*WRITTEN REQUEST*
The listing below must be repeated word for word, with its images excluded.

*GIVEN RECORDS*

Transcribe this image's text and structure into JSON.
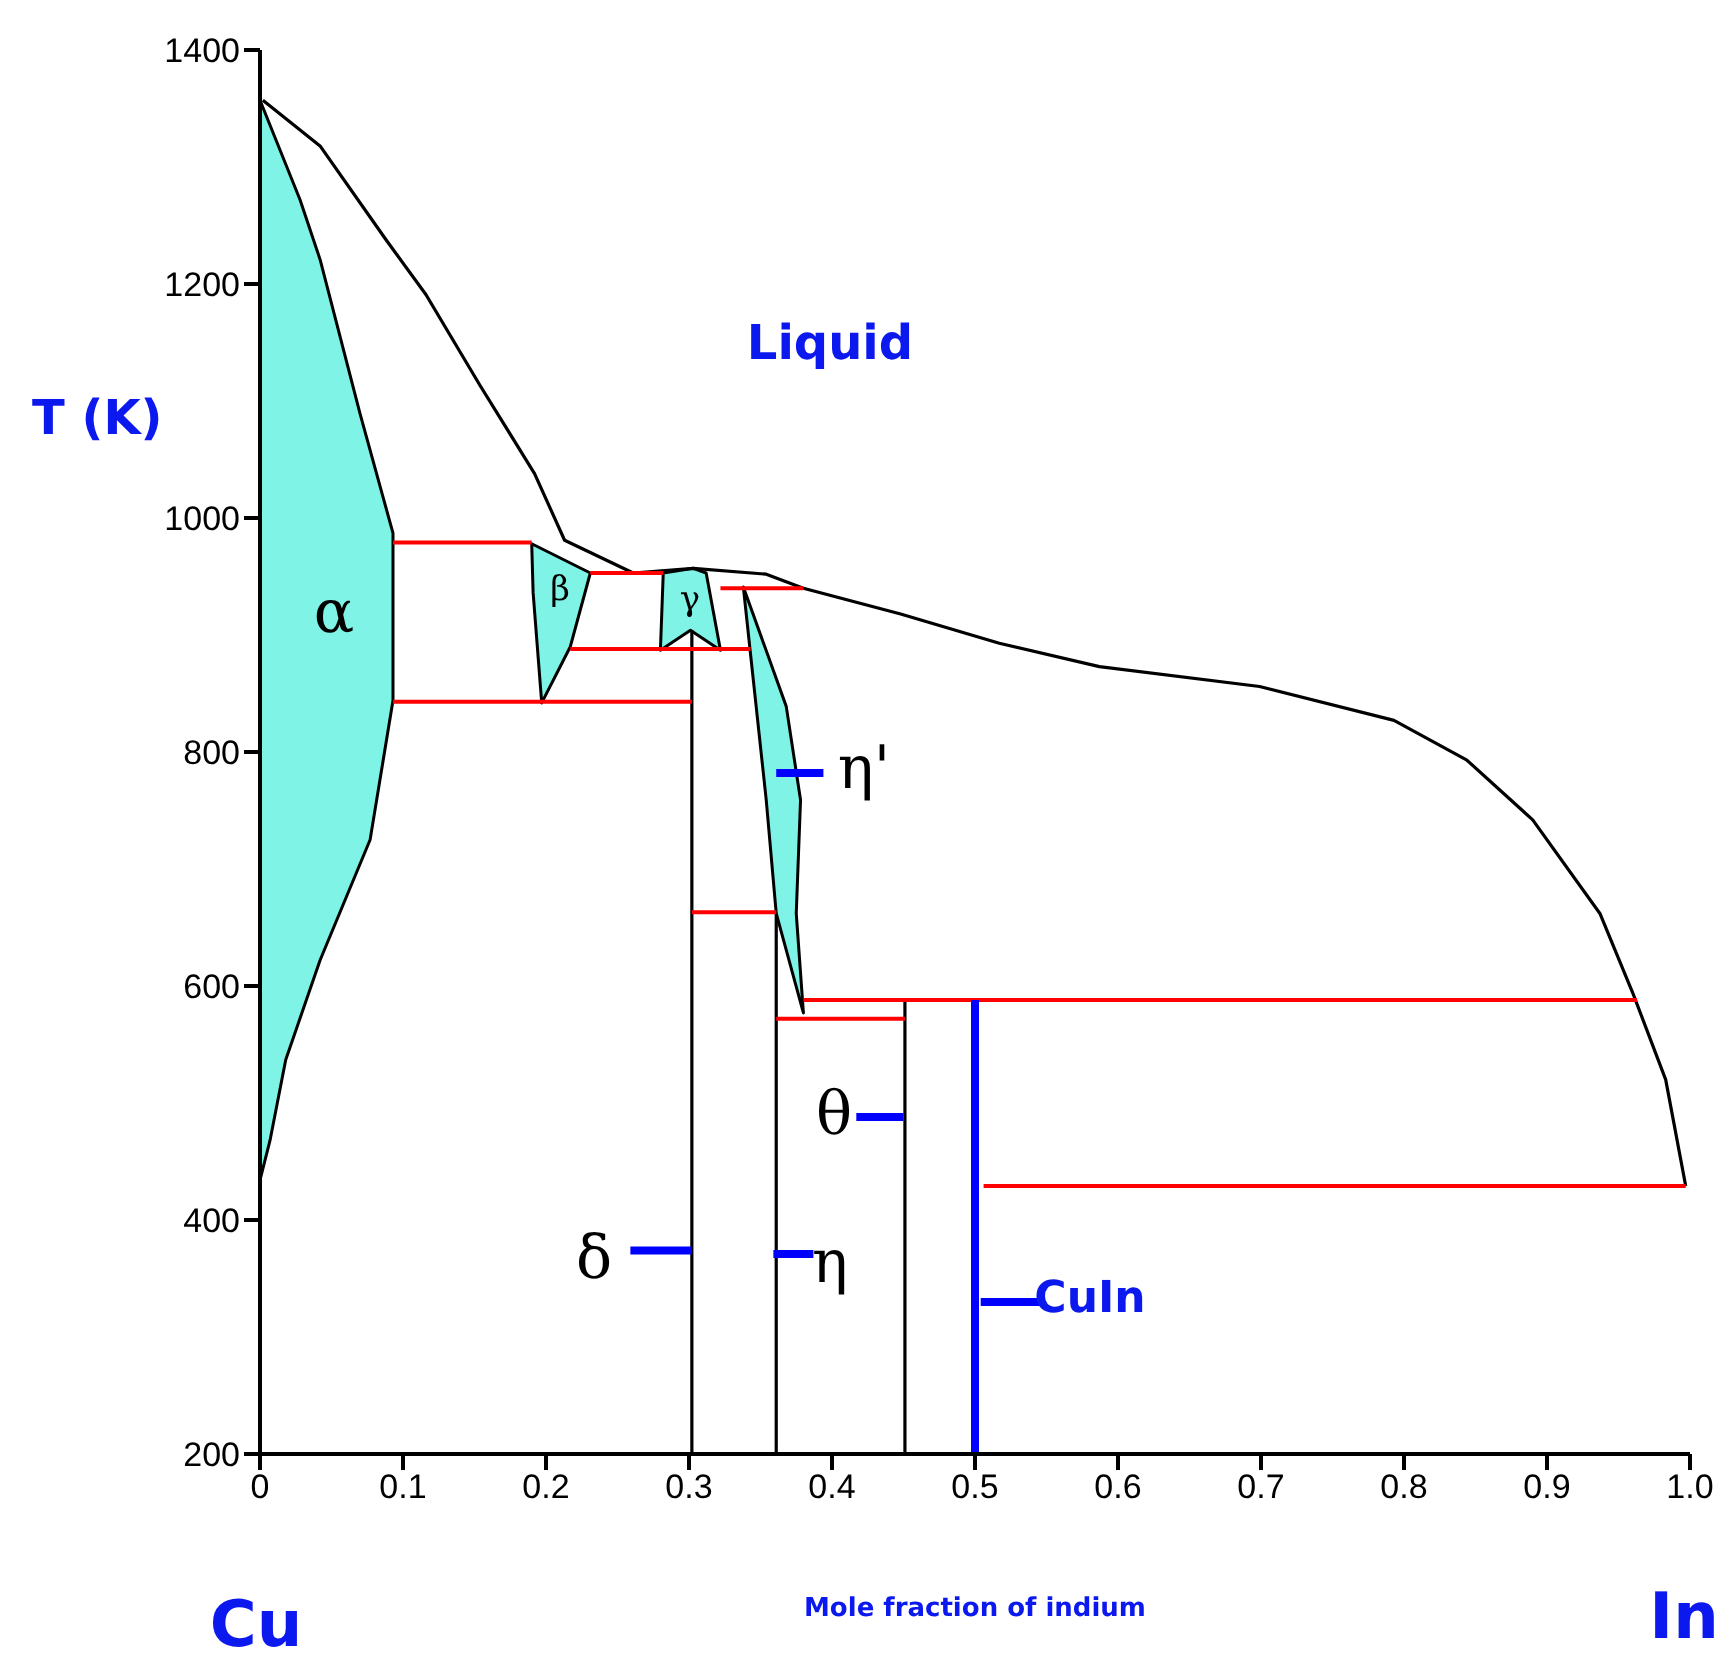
{
  "chart_data": {
    "type": "line",
    "xlabel": "Mole fraction of indium",
    "ylabel": "T (K)",
    "xlim": [
      0,
      1
    ],
    "ylim": [
      200,
      1400
    ],
    "xticks": [
      0,
      0.1,
      0.2,
      0.3,
      0.4,
      0.5,
      0.6,
      0.7,
      0.8,
      0.9,
      {
        "value": 1,
        "label": "1.0"
      }
    ],
    "yticks": [
      200,
      400,
      600,
      800,
      1000,
      1200,
      1400
    ],
    "marker": "none",
    "line_style": "solid",
    "series": [
      {
        "type": "area",
        "color": "#7ff3e6",
        "x": [
          0,
          0.028,
          0.042,
          0.07,
          0.093,
          0.093,
          0.077,
          0.042,
          0.018,
          0.007,
          0
        ],
        "values": [
          1357,
          1272,
          1221,
          1089,
          987,
          844,
          725,
          622,
          537,
          468,
          434
        ]
      },
      {
        "type": "area",
        "color": "#7ff3e6",
        "x": [
          0.19,
          0.231,
          0.217,
          0.197,
          0.191
        ],
        "values": [
          978,
          953,
          890,
          842,
          936
        ]
      },
      {
        "type": "area",
        "color": "#7ff3e6",
        "x": [
          0.282,
          0.303,
          0.312,
          0.322,
          0.301,
          0.28
        ],
        "values": [
          953,
          957,
          953,
          887,
          904,
          887
        ]
      },
      {
        "type": "area",
        "color": "#7ff3e6",
        "x": [
          0.338,
          0.368,
          0.378,
          0.375,
          0.38,
          0.361,
          0.354,
          0.343
        ],
        "values": [
          941,
          839,
          759,
          662,
          577,
          662,
          759,
          884
        ]
      },
      {
        "type": "line",
        "color": "#000000",
        "x": [
          0.002,
          0.042,
          0.088,
          0.116,
          0.154,
          0.192,
          0.213,
          0.261,
          0.303,
          0.354,
          0.38,
          0.448,
          0.517,
          0.587,
          0.699,
          0.793,
          0.844,
          0.89,
          0.937,
          0.96,
          0.983,
          0.997
        ],
        "values": [
          1357,
          1318,
          1238,
          1191,
          1113,
          1038,
          981,
          953,
          957,
          952,
          940,
          918,
          893,
          873,
          856,
          827,
          793,
          742,
          662,
          594,
          520,
          429
        ]
      },
      {
        "type": "line",
        "color": "#000000",
        "x": [
          0.302,
          0.302
        ],
        "values": [
          904,
          200
        ]
      },
      {
        "type": "line",
        "color": "#000000",
        "x": [
          0.361,
          0.361
        ],
        "values": [
          662,
          200
        ]
      },
      {
        "type": "line",
        "color": "#000000",
        "x": [
          0.451,
          0.451
        ],
        "values": [
          588,
          200
        ]
      },
      {
        "type": "line",
        "color": "#ff0000",
        "x": [
          0.093,
          0.19
        ],
        "values": [
          979,
          979
        ]
      },
      {
        "type": "line",
        "color": "#ff0000",
        "x": [
          0.231,
          0.282
        ],
        "values": [
          953,
          953
        ]
      },
      {
        "type": "line",
        "color": "#ff0000",
        "x": [
          0.322,
          0.38
        ],
        "values": [
          940,
          940
        ]
      },
      {
        "type": "line",
        "color": "#ff0000",
        "x": [
          0.217,
          0.343
        ],
        "values": [
          888,
          888
        ]
      },
      {
        "type": "line",
        "color": "#ff0000",
        "x": [
          0.093,
          0.302
        ],
        "values": [
          843,
          843
        ]
      },
      {
        "type": "line",
        "color": "#ff0000",
        "x": [
          0.302,
          0.361
        ],
        "values": [
          663,
          663
        ]
      },
      {
        "type": "line",
        "color": "#ff0000",
        "x": [
          0.38,
          0.963
        ],
        "values": [
          588,
          588
        ]
      },
      {
        "type": "line",
        "color": "#ff0000",
        "x": [
          0.361,
          0.451
        ],
        "values": [
          572,
          572
        ]
      },
      {
        "type": "line",
        "color": "#ff0000",
        "x": [
          0.506,
          0.997
        ],
        "values": [
          429,
          429
        ]
      },
      {
        "type": "line",
        "color": "#0000ff",
        "x": [
          0.5,
          0.5
        ],
        "values": [
          588,
          200
        ]
      },
      {
        "type": "line",
        "color": "#0000ff",
        "x": [
          0.361,
          0.394
        ],
        "values": [
          782,
          782
        ]
      },
      {
        "type": "line",
        "color": "#0000ff",
        "x": [
          0.259,
          0.302
        ],
        "values": [
          374,
          374
        ]
      },
      {
        "type": "line",
        "color": "#0000ff",
        "x": [
          0.359,
          0.387
        ],
        "values": [
          371,
          371
        ]
      },
      {
        "type": "line",
        "color": "#0000ff",
        "x": [
          0.417,
          0.45
        ],
        "values": [
          488,
          488
        ]
      },
      {
        "type": "line",
        "color": "#0000ff",
        "x": [
          0.504,
          0.545
        ],
        "values": [
          330,
          330
        ]
      }
    ],
    "annotations": [
      "Liquid",
      "CuIn",
      "α",
      "δ",
      "η",
      "θ",
      "η'",
      "β",
      "γ",
      "Cu",
      "In"
    ]
  }
}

*THE COMPLETED TASK*
Transcribe this image's text and structure into JSON.
{
  "chart_data": {
    "type": "line",
    "xlabel": "Mole fraction of indium",
    "ylabel": "T (K)",
    "xlim": [
      0,
      1
    ],
    "ylim": [
      200,
      1400
    ],
    "xticks": [
      0,
      0.1,
      0.2,
      0.3,
      0.4,
      0.5,
      0.6,
      0.7,
      0.8,
      0.9,
      {
        "value": 1,
        "label": "1.0"
      }
    ],
    "yticks": [
      200,
      400,
      600,
      800,
      1000,
      1200,
      1400
    ],
    "marker": "none",
    "line_style": "solid",
    "series": [
      {
        "type": "area",
        "color": "#7ff3e6",
        "x": [
          0,
          0.028,
          0.042,
          0.07,
          0.093,
          0.093,
          0.077,
          0.042,
          0.018,
          0.007,
          0
        ],
        "values": [
          1357,
          1272,
          1221,
          1089,
          987,
          844,
          725,
          622,
          537,
          468,
          434
        ]
      },
      {
        "type": "area",
        "color": "#7ff3e6",
        "x": [
          0.19,
          0.231,
          0.217,
          0.197,
          0.191
        ],
        "values": [
          978,
          953,
          890,
          842,
          936
        ]
      },
      {
        "type": "area",
        "color": "#7ff3e6",
        "x": [
          0.282,
          0.303,
          0.312,
          0.322,
          0.301,
          0.28
        ],
        "values": [
          953,
          957,
          953,
          887,
          904,
          887
        ]
      },
      {
        "type": "area",
        "color": "#7ff3e6",
        "x": [
          0.338,
          0.368,
          0.378,
          0.375,
          0.38,
          0.361,
          0.354,
          0.343
        ],
        "values": [
          941,
          839,
          759,
          662,
          577,
          662,
          759,
          884
        ]
      },
      {
        "type": "line",
        "color": "#000000",
        "x": [
          0.002,
          0.042,
          0.088,
          0.116,
          0.154,
          0.192,
          0.213,
          0.261,
          0.303,
          0.354,
          0.38,
          0.448,
          0.517,
          0.587,
          0.699,
          0.793,
          0.844,
          0.89,
          0.937,
          0.96,
          0.983,
          0.997
        ],
        "values": [
          1357,
          1318,
          1238,
          1191,
          1113,
          1038,
          981,
          953,
          957,
          952,
          940,
          918,
          893,
          873,
          856,
          827,
          793,
          742,
          662,
          594,
          520,
          429
        ]
      },
      {
        "type": "line",
        "color": "#000000",
        "x": [
          0.302,
          0.302
        ],
        "values": [
          904,
          200
        ]
      },
      {
        "type": "line",
        "color": "#000000",
        "x": [
          0.361,
          0.361
        ],
        "values": [
          662,
          200
        ]
      },
      {
        "type": "line",
        "color": "#000000",
        "x": [
          0.451,
          0.451
        ],
        "values": [
          588,
          200
        ]
      },
      {
        "type": "line",
        "color": "#ff0000",
        "x": [
          0.093,
          0.19
        ],
        "values": [
          979,
          979
        ]
      },
      {
        "type": "line",
        "color": "#ff0000",
        "x": [
          0.231,
          0.282
        ],
        "values": [
          953,
          953
        ]
      },
      {
        "type": "line",
        "color": "#ff0000",
        "x": [
          0.322,
          0.38
        ],
        "values": [
          940,
          940
        ]
      },
      {
        "type": "line",
        "color": "#ff0000",
        "x": [
          0.217,
          0.343
        ],
        "values": [
          888,
          888
        ]
      },
      {
        "type": "line",
        "color": "#ff0000",
        "x": [
          0.093,
          0.302
        ],
        "values": [
          843,
          843
        ]
      },
      {
        "type": "line",
        "color": "#ff0000",
        "x": [
          0.302,
          0.361
        ],
        "values": [
          663,
          663
        ]
      },
      {
        "type": "line",
        "color": "#ff0000",
        "x": [
          0.38,
          0.963
        ],
        "values": [
          588,
          588
        ]
      },
      {
        "type": "line",
        "color": "#ff0000",
        "x": [
          0.361,
          0.451
        ],
        "values": [
          572,
          572
        ]
      },
      {
        "type": "line",
        "color": "#ff0000",
        "x": [
          0.506,
          0.997
        ],
        "values": [
          429,
          429
        ]
      },
      {
        "type": "line",
        "color": "#0000ff",
        "x": [
          0.5,
          0.5
        ],
        "values": [
          588,
          200
        ]
      },
      {
        "type": "line",
        "color": "#0000ff",
        "x": [
          0.361,
          0.394
        ],
        "values": [
          782,
          782
        ]
      },
      {
        "type": "line",
        "color": "#0000ff",
        "x": [
          0.259,
          0.302
        ],
        "values": [
          374,
          374
        ]
      },
      {
        "type": "line",
        "color": "#0000ff",
        "x": [
          0.359,
          0.387
        ],
        "values": [
          371,
          371
        ]
      },
      {
        "type": "line",
        "color": "#0000ff",
        "x": [
          0.417,
          0.45
        ],
        "values": [
          488,
          488
        ]
      },
      {
        "type": "line",
        "color": "#0000ff",
        "x": [
          0.504,
          0.545
        ],
        "values": [
          330,
          330
        ]
      }
    ],
    "annotations": [
      "Liquid",
      "CuIn",
      "α",
      "δ",
      "η",
      "θ",
      "η'",
      "β",
      "γ",
      "Cu",
      "In"
    ]
  }
}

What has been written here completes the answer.